(Source records)

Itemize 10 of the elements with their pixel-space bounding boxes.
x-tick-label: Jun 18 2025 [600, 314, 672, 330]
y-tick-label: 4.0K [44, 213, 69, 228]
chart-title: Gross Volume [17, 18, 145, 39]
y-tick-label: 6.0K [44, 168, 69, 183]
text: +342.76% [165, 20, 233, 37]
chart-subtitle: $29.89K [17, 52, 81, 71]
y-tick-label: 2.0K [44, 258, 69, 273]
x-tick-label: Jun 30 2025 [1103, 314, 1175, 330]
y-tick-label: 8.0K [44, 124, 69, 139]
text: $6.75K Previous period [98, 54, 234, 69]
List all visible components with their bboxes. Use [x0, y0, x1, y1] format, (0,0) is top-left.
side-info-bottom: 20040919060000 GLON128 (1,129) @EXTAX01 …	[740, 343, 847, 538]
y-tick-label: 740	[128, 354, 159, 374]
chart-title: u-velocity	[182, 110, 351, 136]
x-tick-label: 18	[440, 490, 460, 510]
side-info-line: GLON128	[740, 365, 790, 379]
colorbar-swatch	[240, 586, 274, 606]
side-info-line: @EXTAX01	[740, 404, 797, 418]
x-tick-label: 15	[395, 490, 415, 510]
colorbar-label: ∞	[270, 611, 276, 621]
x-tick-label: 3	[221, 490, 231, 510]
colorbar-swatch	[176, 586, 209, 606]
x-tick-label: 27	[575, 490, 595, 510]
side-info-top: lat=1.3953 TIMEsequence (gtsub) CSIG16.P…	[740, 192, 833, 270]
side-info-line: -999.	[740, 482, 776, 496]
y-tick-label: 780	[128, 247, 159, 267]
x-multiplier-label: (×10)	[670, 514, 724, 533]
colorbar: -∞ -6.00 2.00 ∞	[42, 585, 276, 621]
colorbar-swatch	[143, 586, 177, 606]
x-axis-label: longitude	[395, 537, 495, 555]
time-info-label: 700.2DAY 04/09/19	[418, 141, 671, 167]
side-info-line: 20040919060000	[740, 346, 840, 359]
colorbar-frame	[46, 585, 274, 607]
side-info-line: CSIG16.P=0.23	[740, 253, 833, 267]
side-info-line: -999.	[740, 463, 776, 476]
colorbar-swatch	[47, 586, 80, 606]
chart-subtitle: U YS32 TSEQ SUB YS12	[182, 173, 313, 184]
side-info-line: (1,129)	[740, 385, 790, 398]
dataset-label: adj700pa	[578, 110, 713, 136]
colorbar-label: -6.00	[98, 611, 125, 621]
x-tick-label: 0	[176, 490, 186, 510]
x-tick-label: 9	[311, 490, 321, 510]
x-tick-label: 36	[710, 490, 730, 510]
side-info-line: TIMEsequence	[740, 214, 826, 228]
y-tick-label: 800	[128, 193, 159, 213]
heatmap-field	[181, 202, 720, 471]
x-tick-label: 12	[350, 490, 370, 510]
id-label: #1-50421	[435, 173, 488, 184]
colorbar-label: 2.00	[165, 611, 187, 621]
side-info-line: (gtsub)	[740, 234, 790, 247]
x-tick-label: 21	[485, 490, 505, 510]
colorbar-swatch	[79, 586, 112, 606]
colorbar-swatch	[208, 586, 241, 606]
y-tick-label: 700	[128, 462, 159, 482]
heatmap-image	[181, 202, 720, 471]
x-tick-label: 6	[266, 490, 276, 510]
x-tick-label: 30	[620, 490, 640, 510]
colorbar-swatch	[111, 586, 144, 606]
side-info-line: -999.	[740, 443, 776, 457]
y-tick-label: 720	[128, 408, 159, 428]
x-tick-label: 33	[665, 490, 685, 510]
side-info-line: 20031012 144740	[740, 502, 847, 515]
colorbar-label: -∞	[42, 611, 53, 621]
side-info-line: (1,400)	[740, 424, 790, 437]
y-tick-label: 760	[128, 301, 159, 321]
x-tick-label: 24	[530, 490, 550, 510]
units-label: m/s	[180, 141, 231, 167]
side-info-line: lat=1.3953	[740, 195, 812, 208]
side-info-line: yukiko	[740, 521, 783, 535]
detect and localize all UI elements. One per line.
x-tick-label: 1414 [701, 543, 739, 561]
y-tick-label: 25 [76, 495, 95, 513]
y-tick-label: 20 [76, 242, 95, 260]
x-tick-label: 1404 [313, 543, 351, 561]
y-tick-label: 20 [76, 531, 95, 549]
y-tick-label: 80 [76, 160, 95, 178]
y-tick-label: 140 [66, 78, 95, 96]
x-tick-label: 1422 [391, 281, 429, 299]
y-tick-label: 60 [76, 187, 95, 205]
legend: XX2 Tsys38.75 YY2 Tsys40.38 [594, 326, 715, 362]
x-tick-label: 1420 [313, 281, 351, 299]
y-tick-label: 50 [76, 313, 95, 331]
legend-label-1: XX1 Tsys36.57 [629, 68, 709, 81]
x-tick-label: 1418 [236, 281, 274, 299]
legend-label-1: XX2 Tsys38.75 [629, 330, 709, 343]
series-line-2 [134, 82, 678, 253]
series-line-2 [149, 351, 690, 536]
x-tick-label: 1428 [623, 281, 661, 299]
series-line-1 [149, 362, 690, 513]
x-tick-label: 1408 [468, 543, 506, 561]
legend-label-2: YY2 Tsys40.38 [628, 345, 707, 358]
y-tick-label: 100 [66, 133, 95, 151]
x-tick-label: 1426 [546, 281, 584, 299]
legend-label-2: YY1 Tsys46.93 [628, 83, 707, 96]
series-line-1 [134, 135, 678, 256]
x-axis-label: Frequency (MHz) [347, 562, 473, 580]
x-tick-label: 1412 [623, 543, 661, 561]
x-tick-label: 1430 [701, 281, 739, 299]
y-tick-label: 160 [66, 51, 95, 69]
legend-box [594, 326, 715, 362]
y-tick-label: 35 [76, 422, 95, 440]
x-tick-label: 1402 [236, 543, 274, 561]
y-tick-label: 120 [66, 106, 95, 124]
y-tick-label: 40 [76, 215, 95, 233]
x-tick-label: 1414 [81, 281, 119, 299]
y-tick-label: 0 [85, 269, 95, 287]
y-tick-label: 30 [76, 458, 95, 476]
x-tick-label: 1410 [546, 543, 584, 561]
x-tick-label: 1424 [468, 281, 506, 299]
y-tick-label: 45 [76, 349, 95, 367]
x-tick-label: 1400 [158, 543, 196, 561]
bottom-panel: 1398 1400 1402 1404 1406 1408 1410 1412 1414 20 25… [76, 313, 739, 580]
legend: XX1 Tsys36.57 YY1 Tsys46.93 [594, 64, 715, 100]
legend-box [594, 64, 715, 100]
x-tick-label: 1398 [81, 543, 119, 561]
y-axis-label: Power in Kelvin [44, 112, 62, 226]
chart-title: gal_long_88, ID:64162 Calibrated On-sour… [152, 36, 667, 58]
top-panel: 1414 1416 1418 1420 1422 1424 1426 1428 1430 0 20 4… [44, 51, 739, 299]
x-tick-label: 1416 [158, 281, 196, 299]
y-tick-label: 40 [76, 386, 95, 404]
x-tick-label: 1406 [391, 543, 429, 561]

Requirements |
Please copy out every one of the entries above, character for character, with nothing changed or left out.

Exercise output |
Itemize 10 of the elements with their pixel-space bounding boxes.
x-tick-label: Jun 18 2025 [600, 314, 672, 330]
y-tick-label: 4.0K [44, 213, 69, 228]
chart-title: Gross Volume [17, 18, 145, 39]
y-tick-label: 6.0K [44, 168, 69, 183]
text: +342.76% [165, 20, 233, 37]
chart-subtitle: $29.89K [17, 52, 81, 71]
y-tick-label: 2.0K [44, 258, 69, 273]
x-tick-label: Jun 30 2025 [1103, 314, 1175, 330]
y-tick-label: 8.0K [44, 124, 69, 139]
text: $6.75K Previous period [98, 54, 234, 69]
List all visible components with their bboxes. Use [x0, y0, x1, y1] format, (0,0) is top-left.
side-info-bottom: 20040919060000 GLON128 (1,129) @EXTAX01 …	[740, 343, 847, 538]
y-tick-label: 740	[128, 354, 159, 374]
chart-title: u-velocity	[182, 110, 351, 136]
x-tick-label: 18	[440, 490, 460, 510]
side-info-line: GLON128	[740, 365, 790, 379]
colorbar-swatch	[240, 586, 274, 606]
side-info-line: @EXTAX01	[740, 404, 797, 418]
x-tick-label: 15	[395, 490, 415, 510]
colorbar-label: ∞	[270, 611, 276, 621]
x-tick-label: 3	[221, 490, 231, 510]
colorbar-swatch	[176, 586, 209, 606]
x-tick-label: 27	[575, 490, 595, 510]
side-info-top: lat=1.3953 TIMEsequence (gtsub) CSIG16.P…	[740, 192, 833, 270]
side-info-line: -999.	[740, 482, 776, 496]
y-tick-label: 780	[128, 247, 159, 267]
x-multiplier-label: (×10)	[670, 514, 724, 533]
colorbar: -∞ -6.00 2.00 ∞	[42, 585, 276, 621]
colorbar-swatch	[143, 586, 177, 606]
x-axis-label: longitude	[395, 537, 495, 555]
time-info-label: 700.2DAY 04/09/19	[418, 141, 671, 167]
side-info-line: 20040919060000	[740, 346, 840, 359]
colorbar-frame	[46, 585, 274, 607]
side-info-line: CSIG16.P=0.23	[740, 253, 833, 267]
side-info-line: -999.	[740, 463, 776, 476]
colorbar-swatch	[47, 586, 80, 606]
chart-subtitle: U YS32 TSEQ SUB YS12	[182, 173, 313, 184]
side-info-line: (1,129)	[740, 385, 790, 398]
dataset-label: adj700pa	[578, 110, 713, 136]
colorbar-label: -6.00	[98, 611, 125, 621]
x-tick-label: 0	[176, 490, 186, 510]
x-tick-label: 9	[311, 490, 321, 510]
x-tick-label: 36	[710, 490, 730, 510]
side-info-line: TIMEsequence	[740, 214, 826, 228]
y-tick-label: 800	[128, 193, 159, 213]
heatmap-field	[181, 202, 720, 471]
x-tick-label: 12	[350, 490, 370, 510]
id-label: #1-50421	[435, 173, 488, 184]
colorbar-label: 2.00	[165, 611, 187, 621]
side-info-line: (gtsub)	[740, 234, 790, 247]
x-tick-label: 21	[485, 490, 505, 510]
colorbar-swatch	[79, 586, 112, 606]
colorbar-swatch	[208, 586, 241, 606]
y-tick-label: 700	[128, 462, 159, 482]
heatmap-image	[181, 202, 720, 471]
x-tick-label: 6	[266, 490, 276, 510]
x-tick-label: 30	[620, 490, 640, 510]
colorbar-swatch	[111, 586, 144, 606]
side-info-line: -999.	[740, 443, 776, 457]
y-tick-label: 720	[128, 408, 159, 428]
x-tick-label: 33	[665, 490, 685, 510]
side-info-line: 20031012 144740	[740, 502, 847, 515]
colorbar-label: -∞	[42, 611, 53, 621]
side-info-line: (1,400)	[740, 424, 790, 437]
y-tick-label: 760	[128, 301, 159, 321]
x-tick-label: 24	[530, 490, 550, 510]
units-label: m/s	[180, 141, 231, 167]
side-info-line: lat=1.3953	[740, 195, 812, 208]
side-info-line: yukiko	[740, 521, 783, 535]
detect and localize all UI elements. One per line.
x-tick-label: 1414 [701, 543, 739, 561]
y-tick-label: 25 [76, 495, 95, 513]
y-tick-label: 20 [76, 242, 95, 260]
x-tick-label: 1404 [313, 543, 351, 561]
y-tick-label: 20 [76, 531, 95, 549]
y-tick-label: 80 [76, 160, 95, 178]
y-tick-label: 140 [66, 78, 95, 96]
x-tick-label: 1422 [391, 281, 429, 299]
y-tick-label: 60 [76, 187, 95, 205]
legend: XX2 Tsys38.75 YY2 Tsys40.38 [594, 326, 715, 362]
x-tick-label: 1420 [313, 281, 351, 299]
y-tick-label: 50 [76, 313, 95, 331]
legend-label-1: XX1 Tsys36.57 [629, 68, 709, 81]
x-tick-label: 1418 [236, 281, 274, 299]
legend-label-1: XX2 Tsys38.75 [629, 330, 709, 343]
series-line-2 [134, 82, 678, 253]
series-line-2 [149, 351, 690, 536]
x-tick-label: 1428 [623, 281, 661, 299]
series-line-1 [149, 362, 690, 513]
x-tick-label: 1408 [468, 543, 506, 561]
legend-label-2: YY2 Tsys40.38 [628, 345, 707, 358]
y-tick-label: 100 [66, 133, 95, 151]
x-tick-label: 1426 [546, 281, 584, 299]
legend-label-2: YY1 Tsys46.93 [628, 83, 707, 96]
series-line-1 [134, 135, 678, 256]
x-axis-label: Frequency (MHz) [347, 562, 473, 580]
x-tick-label: 1412 [623, 543, 661, 561]
x-tick-label: 1430 [701, 281, 739, 299]
y-tick-label: 160 [66, 51, 95, 69]
legend-box [594, 326, 715, 362]
y-tick-label: 35 [76, 422, 95, 440]
x-tick-label: 1402 [236, 543, 274, 561]
y-tick-label: 120 [66, 106, 95, 124]
y-tick-label: 40 [76, 215, 95, 233]
x-tick-label: 1414 [81, 281, 119, 299]
y-tick-label: 0 [85, 269, 95, 287]
y-tick-label: 30 [76, 458, 95, 476]
x-tick-label: 1410 [546, 543, 584, 561]
x-tick-label: 1424 [468, 281, 506, 299]
y-tick-label: 45 [76, 349, 95, 367]
x-tick-label: 1400 [158, 543, 196, 561]
bottom-panel: 1398 1400 1402 1404 1406 1408 1410 1412 1414 20 25… [76, 313, 739, 580]
legend: XX1 Tsys36.57 YY1 Tsys46.93 [594, 64, 715, 100]
legend-box [594, 64, 715, 100]
x-tick-label: 1398 [81, 543, 119, 561]
y-axis-label: Power in Kelvin [44, 112, 62, 226]
chart-title: gal_long_88, ID:64162 Calibrated On-sour… [152, 36, 667, 58]
top-panel: 1414 1416 1418 1420 1422 1424 1426 1428 1430 0 20 4… [44, 51, 739, 299]
x-tick-label: 1416 [158, 281, 196, 299]
y-tick-label: 40 [76, 386, 95, 404]
x-tick-label: 1406 [391, 543, 429, 561]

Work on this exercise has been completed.